» DOMANDE:
1. Ricopia dal testo sul revenge porn il brano che comincia con "L’emendamento prevede un’aggravante" e finisce con "di reciproca fiducia.".
2. Secondo il testo sul revenge porn, quanto tempo ha la persona offesa per presentare querela?

» TESTO DA ANALIZZARE:
######

Le pene previste per i colpevoli vanno da 1 a 6 anni con l’aggiunta di una penale da 5 mila a 15 mila euro; 10 anni in caso di morte non voluta della persona offesa; 14 anni in caso di reato di sfregio al volto. La stessa pena è prevista anche per il coinvolgimento di un terzo che, avendo ricevuto i contenuti compromettenti, li abbia inviati e diffusi. L’autorità giudiziaria normalmente può procedere all’assegnazione della pena solo in seguito a querela presentata dalla persona offesa, che ha sei mesi di tempo per denunciare dopo la scoperta di avvenuta pubblicazione. E’ prevista un’aggravante qualora la persona coinvolta si trovi in una condizione di inferiorità fisica o psichica, o nel caso di una donna in gravidanza. Se la vittima è minore rientra nel reato di pedopornografia, per cui la pena è già prevista.

L’emendamento prevede un’aggravante anche per gli ex o per persone legate alla vittima da un rapporto affettivoAccade infatti spesso che ex mariti, amanti o fidanzati (per lo più uomini), alla fine di una storia sentimentale, per ingiustificabile rabbia o rancore, si vendichino pubblicando e diffondendo materiale compromettente, così da “distruggere” l’identità della persona con cui un tempo si era instaurato un rapporto di reciproca fiducia.

L’emergenza di quest’emendamento è data dalla nuova diffusissima tendenza di fare sexting, ovvero di inviarsi tramite smartphone foto o video sessualmente espliciti, oppure di filmare i momenti di intimità con il partner.

Il fenomeno riguarda soprattutto i giovanissimi. Recenti dati hanno registrato che un giovane su quattro ha inviato materiale compromettente al partner, tra questi, uno su sette è stato vittima di diffusione non autorizzata.

I più giovani sono maggiormente esposti al rischio non solo perché, da “nativi digitali”, si servono liberamente della tecnologia, ma anche e soprattutto perché, ancora insicuri della propria fisicità, tendono a ricercare un “riscontro” scattandosi foto e inviandole al partner.

In realtà quest’insicurezza riguarda molti di noi, ed è alla base della tendenza a scattarci e a pubblicare semplicissimi selfie sui social. I selfie, si sa, spesso non mostrano la nostra vera immagine, bensì quella che intendiamo rendere pubblica riprendendoci dal nostro lato migliore e in un giorno in cui ci piacciamo particolarmente. 

Da questo ad inviare un selfie osé al proprio fidanzato/a il passo è breve. Scattarsi una foto audace, in cui ci mostriamo attraenti cercando la sua approvazione, ci illude di riuscire a superare le insicurezze sulla nostra fisicità. Il problema è che in questo modo diffondiamo immagini deformate di noi stessi, che non rispettano la nostra vera bellezza e che un giorno potrebbero divenire oggetto di ritorsioni e causa di situazioni drammatiche quali il revenge porn.

######

» ELENCO DEI DATI:
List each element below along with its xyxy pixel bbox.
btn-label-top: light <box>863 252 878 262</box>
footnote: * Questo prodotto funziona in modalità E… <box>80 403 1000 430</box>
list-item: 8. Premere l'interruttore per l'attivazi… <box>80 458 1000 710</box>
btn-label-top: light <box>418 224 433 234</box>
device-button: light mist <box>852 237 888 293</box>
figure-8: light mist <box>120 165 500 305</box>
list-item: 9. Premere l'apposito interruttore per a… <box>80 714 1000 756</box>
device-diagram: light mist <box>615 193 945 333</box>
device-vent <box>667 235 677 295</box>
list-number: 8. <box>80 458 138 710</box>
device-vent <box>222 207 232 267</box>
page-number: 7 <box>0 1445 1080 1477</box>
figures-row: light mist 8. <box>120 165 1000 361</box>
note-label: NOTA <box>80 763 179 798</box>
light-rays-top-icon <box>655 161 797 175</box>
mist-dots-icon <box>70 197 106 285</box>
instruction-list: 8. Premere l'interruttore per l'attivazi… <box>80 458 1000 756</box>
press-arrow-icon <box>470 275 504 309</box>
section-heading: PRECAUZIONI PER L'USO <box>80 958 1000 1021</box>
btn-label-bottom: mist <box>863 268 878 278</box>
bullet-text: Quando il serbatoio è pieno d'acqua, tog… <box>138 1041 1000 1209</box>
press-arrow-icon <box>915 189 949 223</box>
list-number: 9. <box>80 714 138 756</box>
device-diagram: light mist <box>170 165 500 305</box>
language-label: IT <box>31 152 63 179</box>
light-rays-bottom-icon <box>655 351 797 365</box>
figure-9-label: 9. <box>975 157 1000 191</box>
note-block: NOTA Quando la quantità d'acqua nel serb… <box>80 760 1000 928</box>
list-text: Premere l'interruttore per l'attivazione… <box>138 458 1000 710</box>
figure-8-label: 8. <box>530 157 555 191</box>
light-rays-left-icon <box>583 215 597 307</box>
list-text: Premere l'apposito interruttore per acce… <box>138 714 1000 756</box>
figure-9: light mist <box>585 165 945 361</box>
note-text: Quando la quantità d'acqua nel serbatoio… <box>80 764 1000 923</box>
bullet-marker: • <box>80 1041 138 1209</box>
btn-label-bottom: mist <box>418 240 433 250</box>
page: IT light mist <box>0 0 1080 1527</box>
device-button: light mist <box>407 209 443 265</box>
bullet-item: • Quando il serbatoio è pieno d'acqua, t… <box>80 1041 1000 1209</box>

######

» RISPOSTE IN ORDINE:
1.
L’emendamento prevede un’aggravante anche per gli ex o per persone legate alla vittima da un rapporto affettivoAccade infatti spesso che ex mariti, amanti o fidanzati (per lo più uomini), alla fine di una storia sentimentale, per ingiustificabile rabbia o rancore, si vendichino pubblicando e diffondendo materiale compromettente, così da “distruggere” l’identità della persona con cui un tempo si era instaurato un rapporto di reciproca fiducia.

2. Sei mesi dalla scoperta della pubblicazione.